DATA PROVIDED =

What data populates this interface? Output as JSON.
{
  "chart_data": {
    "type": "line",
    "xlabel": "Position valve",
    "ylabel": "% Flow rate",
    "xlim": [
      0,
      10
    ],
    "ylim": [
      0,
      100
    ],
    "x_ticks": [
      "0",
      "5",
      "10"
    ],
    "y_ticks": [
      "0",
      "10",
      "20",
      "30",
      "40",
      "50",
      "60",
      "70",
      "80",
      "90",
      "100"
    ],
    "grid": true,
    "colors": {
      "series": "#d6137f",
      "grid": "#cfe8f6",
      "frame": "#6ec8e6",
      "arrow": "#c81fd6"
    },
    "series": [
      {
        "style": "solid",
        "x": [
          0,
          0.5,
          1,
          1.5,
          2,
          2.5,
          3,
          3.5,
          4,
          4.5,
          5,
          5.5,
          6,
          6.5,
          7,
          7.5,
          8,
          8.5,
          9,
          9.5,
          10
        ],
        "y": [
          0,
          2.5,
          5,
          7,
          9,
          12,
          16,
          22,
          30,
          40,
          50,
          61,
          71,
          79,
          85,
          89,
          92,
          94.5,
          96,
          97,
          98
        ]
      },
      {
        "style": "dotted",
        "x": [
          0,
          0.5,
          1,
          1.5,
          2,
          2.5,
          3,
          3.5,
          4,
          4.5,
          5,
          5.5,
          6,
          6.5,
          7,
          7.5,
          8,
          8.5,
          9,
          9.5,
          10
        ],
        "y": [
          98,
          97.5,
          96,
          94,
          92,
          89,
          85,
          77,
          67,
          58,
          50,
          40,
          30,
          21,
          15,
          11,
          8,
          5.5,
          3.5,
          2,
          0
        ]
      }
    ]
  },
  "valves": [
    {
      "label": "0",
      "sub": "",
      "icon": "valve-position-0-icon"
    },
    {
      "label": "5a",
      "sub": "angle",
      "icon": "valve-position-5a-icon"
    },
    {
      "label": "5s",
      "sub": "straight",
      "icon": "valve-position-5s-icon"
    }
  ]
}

AIM =
Look through the lines above and collect those with the word "icon".

REPLY TO THE EXERCISE =
      "icon": "valve-position-0-icon"
      "icon": "valve-position-5a-icon"
      "icon": "valve-position-5s-icon"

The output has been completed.